DIRECTIONS FOR THIS TASK — With the pictures omitted, write out the entries that follow exactly as they stand.
*-*-*
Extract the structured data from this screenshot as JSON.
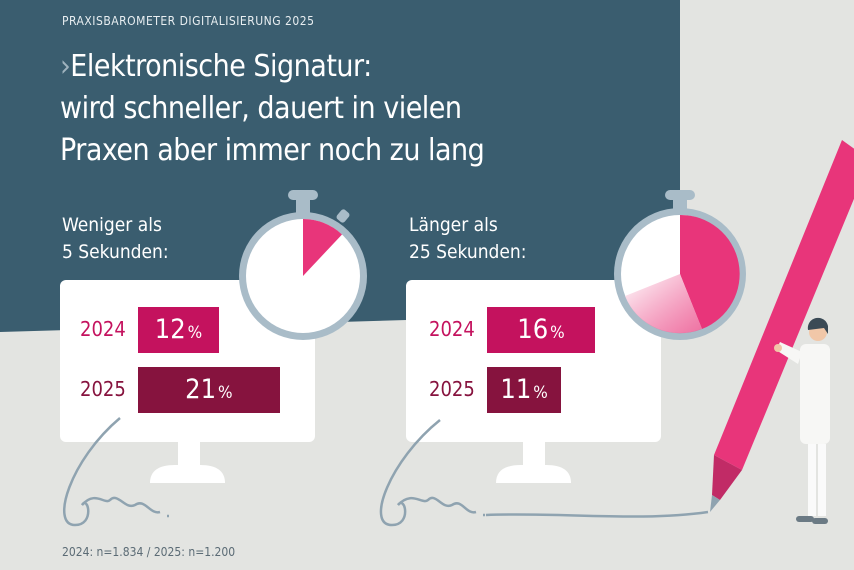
{
  "header": {
    "kicker": "PRAXISBAROMETER DIGITALISIERUNG 2025",
    "title_chevron": "›",
    "title_lines": [
      "Elektronische Signatur:",
      "wird schneller, dauert in vielen",
      "Praxen aber immer noch zu lang"
    ]
  },
  "colors": {
    "header_bg": "#3a5d6f",
    "bar_2024": "#c4125e",
    "bar_2025": "#86133e",
    "accent_pink": "#e8357a",
    "ring": "#a9bcc8"
  },
  "chart_data": [
    {
      "type": "bar",
      "title_lines": [
        "Weniger als",
        "5 Sekunden:"
      ],
      "categories": [
        "2024",
        "2025"
      ],
      "values": [
        12,
        21
      ],
      "unit": "%"
    },
    {
      "type": "bar",
      "title_lines": [
        "Länger als",
        "25 Sekunden:"
      ],
      "categories": [
        "2024",
        "2025"
      ],
      "values": [
        16,
        11
      ],
      "unit": "%"
    }
  ],
  "footnote": "2024: n=1.834  /  2025: n=1.200"
}
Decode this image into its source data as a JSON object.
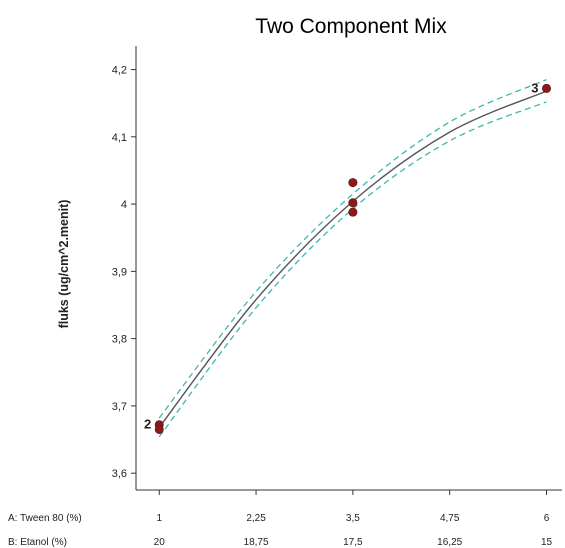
{
  "chart_data": {
    "type": "line",
    "title": "Two Component Mix",
    "ylabel": "fluks (ug/cm^2.menit)",
    "ylim": [
      3.575,
      4.235
    ],
    "y_ticks": [
      "3,6",
      "3,7",
      "3,8",
      "3,9",
      "4",
      "4,1",
      "4,2"
    ],
    "x_axes": [
      {
        "label": "A: Tween 80 (%)",
        "ticks": [
          "1",
          "2,25",
          "3,5",
          "4,75",
          "6"
        ]
      },
      {
        "label": "B: Etanol (%)",
        "ticks": [
          "20",
          "18,75",
          "17,5",
          "16,25",
          "15"
        ]
      }
    ],
    "x_values": [
      1,
      2.25,
      3.5,
      4.75,
      6
    ],
    "xlim": [
      0.7,
      6.2
    ],
    "series": [
      {
        "kind": "fit",
        "color": "#555555",
        "x": [
          1,
          2.25,
          3.5,
          4.75,
          6
        ],
        "y": [
          3.668,
          3.858,
          4.004,
          4.107,
          4.168
        ]
      },
      {
        "kind": "ci-upper",
        "color": "#3fb6b0",
        "x": [
          1,
          2.25,
          3.5,
          4.75,
          6
        ],
        "y": [
          3.682,
          3.87,
          4.015,
          4.122,
          4.185
        ]
      },
      {
        "kind": "ci-lower",
        "color": "#3fb6b0",
        "x": [
          1,
          2.25,
          3.5,
          4.75,
          6
        ],
        "y": [
          3.654,
          3.846,
          3.993,
          4.094,
          4.152
        ]
      }
    ],
    "points": [
      {
        "x": 1,
        "y": 3.672
      },
      {
        "x": 1,
        "y": 3.665
      },
      {
        "x": 3.5,
        "y": 4.032
      },
      {
        "x": 3.5,
        "y": 4.002
      },
      {
        "x": 3.5,
        "y": 3.988
      },
      {
        "x": 6,
        "y": 4.172
      }
    ],
    "point_color": "#8b1a1a",
    "point_labels": [
      {
        "text": "2",
        "x": 1,
        "y": 3.672
      },
      {
        "text": "3",
        "x": 6,
        "y": 4.172
      }
    ]
  }
}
*-*-*
EXERCISE OUTPUT —
Extract the structured data from this screenshot as JSON.
{
  "header": {
    "kicker": "PRAXISBAROMETER DIGITALISIERUNG 2025",
    "title_chevron": "›",
    "title_lines": [
      "Elektronische Signatur:",
      "wird schneller, dauert in vielen",
      "Praxen aber immer noch zu lang"
    ]
  },
  "colors": {
    "header_bg": "#3a5d6f",
    "bar_2024": "#c4125e",
    "bar_2025": "#86133e",
    "accent_pink": "#e8357a",
    "ring": "#a9bcc8"
  },
  "chart_data": [
    {
      "type": "bar",
      "title_lines": [
        "Weniger als",
        "5 Sekunden:"
      ],
      "categories": [
        "2024",
        "2025"
      ],
      "values": [
        12,
        21
      ],
      "unit": "%"
    },
    {
      "type": "bar",
      "title_lines": [
        "Länger als",
        "25 Sekunden:"
      ],
      "categories": [
        "2024",
        "2025"
      ],
      "values": [
        16,
        11
      ],
      "unit": "%"
    }
  ],
  "footnote": "2024: n=1.834  /  2025: n=1.200"
}
Decode this image into its source data as a JSON object.
{
  "chart_data": {
    "type": "line",
    "title": "Two Component Mix",
    "ylabel": "fluks (ug/cm^2.menit)",
    "ylim": [
      3.575,
      4.235
    ],
    "y_ticks": [
      "3,6",
      "3,7",
      "3,8",
      "3,9",
      "4",
      "4,1",
      "4,2"
    ],
    "x_axes": [
      {
        "label": "A: Tween 80 (%)",
        "ticks": [
          "1",
          "2,25",
          "3,5",
          "4,75",
          "6"
        ]
      },
      {
        "label": "B: Etanol (%)",
        "ticks": [
          "20",
          "18,75",
          "17,5",
          "16,25",
          "15"
        ]
      }
    ],
    "x_values": [
      1,
      2.25,
      3.5,
      4.75,
      6
    ],
    "xlim": [
      0.7,
      6.2
    ],
    "series": [
      {
        "kind": "fit",
        "color": "#555555",
        "x": [
          1,
          2.25,
          3.5,
          4.75,
          6
        ],
        "y": [
          3.668,
          3.858,
          4.004,
          4.107,
          4.168
        ]
      },
      {
        "kind": "ci-upper",
        "color": "#3fb6b0",
        "x": [
          1,
          2.25,
          3.5,
          4.75,
          6
        ],
        "y": [
          3.682,
          3.87,
          4.015,
          4.122,
          4.185
        ]
      },
      {
        "kind": "ci-lower",
        "color": "#3fb6b0",
        "x": [
          1,
          2.25,
          3.5,
          4.75,
          6
        ],
        "y": [
          3.654,
          3.846,
          3.993,
          4.094,
          4.152
        ]
      }
    ],
    "points": [
      {
        "x": 1,
        "y": 3.672
      },
      {
        "x": 1,
        "y": 3.665
      },
      {
        "x": 3.5,
        "y": 4.032
      },
      {
        "x": 3.5,
        "y": 4.002
      },
      {
        "x": 3.5,
        "y": 3.988
      },
      {
        "x": 6,
        "y": 4.172
      }
    ],
    "point_color": "#8b1a1a",
    "point_labels": [
      {
        "text": "2",
        "x": 1,
        "y": 3.672
      },
      {
        "text": "3",
        "x": 6,
        "y": 4.172
      }
    ]
  }
}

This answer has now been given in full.